_What this task involves_
Write out the entire listing below exactly, with the pictures left out.

[Collected data]
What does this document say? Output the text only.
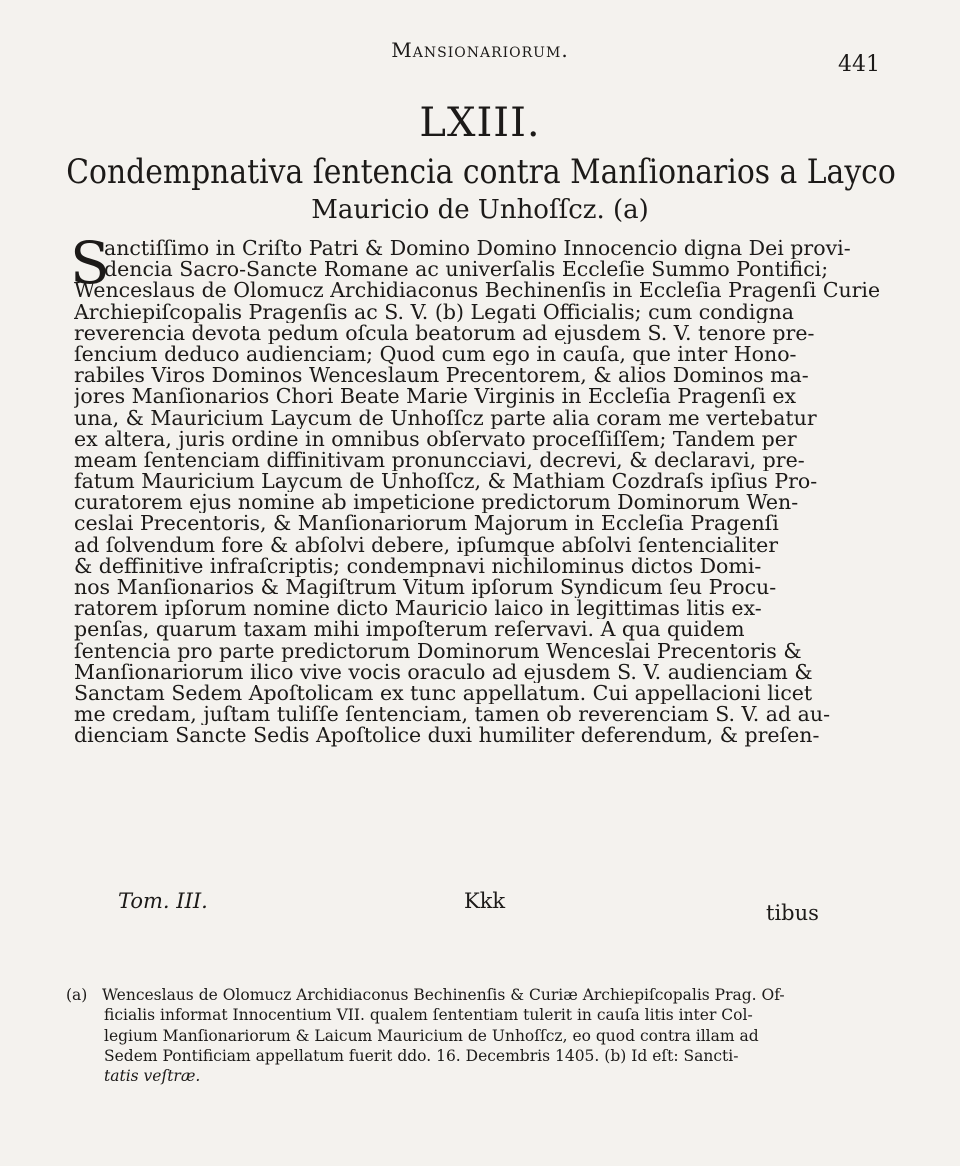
Mansionariorum.
441
LXIII.
Condempnativa ſentencia contra Manſionarios a Layco
Mauricio de Unhoſſcz. (a)
S
anctiſſimo in Criſto Patri & Domino Domino Innocencio digna Dei provi-
dencia Sacro-Sancte Romane ac univerſalis Eccleſie Summo Pontifici;
Wenceslaus de Olomucz Archidiaconus Bechinenſis in Eccleſia Pragenſi Curie
Archiepiſcopalis Pragenſis ac S. V. (b) Legati Officialis; cum condigna
reverencia devota pedum oſcula beatorum ad ejusdem S. V. tenore pre-
ſencium deduco audienciam; Quod cum ego in cauſa, que inter Hono-
rabiles Viros Dominos Wenceslaum Precentorem, & alios Dominos ma-
jores Manſionarios Chori Beate Marie Virginis in Eccleſia Pragenſi ex
una, & Mauricium Laycum de Unhoſſcz parte alia coram me vertebatur
ex altera, juris ordine in omnibus obſervato proceſſiſſem; Tandem per
meam ſentenciam diffinitivam pronuncciavi, decrevi, & declaravi, pre-
fatum Mauricium Laycum de Unhoſſcz, & Mathiam Cozdraſs ipſius Pro-
curatorem ejus nomine ab impeticione predictorum Dominorum Wen-
ceslai Precentoris, & Manſionariorum Majorum in Eccleſia Pragenſi
ad ſolvendum fore & abſolvi debere, ipſumque abſolvi ſentencialiter
& deffinitive infraſcriptis; condempnavi nichilominus dictos Domi-
nos Manſionarios & Magiſtrum Vitum ipſorum Syndicum ſeu Procu-
ratorem ipſorum nomine dicto Mauricio laico in legittimas litis ex-
penſas, quarum taxam mihi impoſterum reſervavi. A qua quidem
ſentencia pro parte predictorum Dominorum Wenceslai Precentoris &
Manſionariorum ilico vive vocis oraculo ad ejusdem S. V. audienciam &
Sanctam Sedem Apoſtolicam ex tunc appellatum. Cui appellacioni licet
me credam, juſtam tuliſſe ſentenciam, tamen ob reverenciam S. V. ad au-
dienciam Sancte Sedis Apoſtolice duxi humiliter deferendum, & preſen-
Tom. III.	Kkk	tibus
(a) Wenceslaus de Olomucz Archidiaconus Bechinenſis & Curiæ Archiepiſcopalis Prag. Of-
ficialis informat Innocentium VII. qualem ſententiam tulerit in cauſa litis inter Col-
legium Manſionariorum & Laicum Mauricium de Unhoſſcz, eo quod contra illam ad
Sedem Pontificiam appellatum fuerit ddo. 16. Decembris 1405. (b) Id eſt: Sancti-
tatis veſtræ.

_Task solution_
What does this document say? Output the text only.
Mansionariorum.
441
LXIII.
Condempnativa ſentencia contra Manſionarios a Layco
Mauricio de Unhoſſcz. (a)
S
anctiſſimo in Criſto Patri & Domino Domino Innocencio digna Dei provi-
dencia Sacro-Sancte Romane ac univerſalis Eccleſie Summo Pontifici;
Wenceslaus de Olomucz Archidiaconus Bechinenſis in Eccleſia Pragenſi Curie
Archiepiſcopalis Pragenſis ac S. V. (b) Legati Officialis; cum condigna
reverencia devota pedum oſcula beatorum ad ejusdem S. V. tenore pre-
ſencium deduco audienciam; Quod cum ego in cauſa, que inter Hono-
rabiles Viros Dominos Wenceslaum Precentorem, & alios Dominos ma-
jores Manſionarios Chori Beate Marie Virginis in Eccleſia Pragenſi ex
una, & Mauricium Laycum de Unhoſſcz parte alia coram me vertebatur
ex altera, juris ordine in omnibus obſervato proceſſiſſem; Tandem per
meam ſentenciam diffinitivam pronuncciavi, decrevi, & declaravi, pre-
fatum Mauricium Laycum de Unhoſſcz, & Mathiam Cozdraſs ipſius Pro-
curatorem ejus nomine ab impeticione predictorum Dominorum Wen-
ceslai Precentoris, & Manſionariorum Majorum in Eccleſia Pragenſi
ad ſolvendum fore & abſolvi debere, ipſumque abſolvi ſentencialiter
& deffinitive infraſcriptis; condempnavi nichilominus dictos Domi-
nos Manſionarios & Magiſtrum Vitum ipſorum Syndicum ſeu Procu-
ratorem ipſorum nomine dicto Mauricio laico in legittimas litis ex-
penſas, quarum taxam mihi impoſterum reſervavi. A qua quidem
ſentencia pro parte predictorum Dominorum Wenceslai Precentoris &
Manſionariorum ilico vive vocis oraculo ad ejusdem S. V. audienciam &
Sanctam Sedem Apoſtolicam ex tunc appellatum. Cui appellacioni licet
me credam, juſtam tuliſſe ſentenciam, tamen ob reverenciam S. V. ad au-
dienciam Sancte Sedis Apoſtolice duxi humiliter deferendum, & preſen-
Tom. III.	Kkk	tibus
(a) Wenceslaus de Olomucz Archidiaconus Bechinenſis & Curiæ Archiepiſcopalis Prag. Of-
ficialis informat Innocentium VII. qualem ſententiam tulerit in cauſa litis inter Col-
legium Manſionariorum & Laicum Mauricium de Unhoſſcz, eo quod contra illam ad
Sedem Pontificiam appellatum fuerit ddo. 16. Decembris 1405. (b) Id eſt: Sancti-
tatis veſtræ.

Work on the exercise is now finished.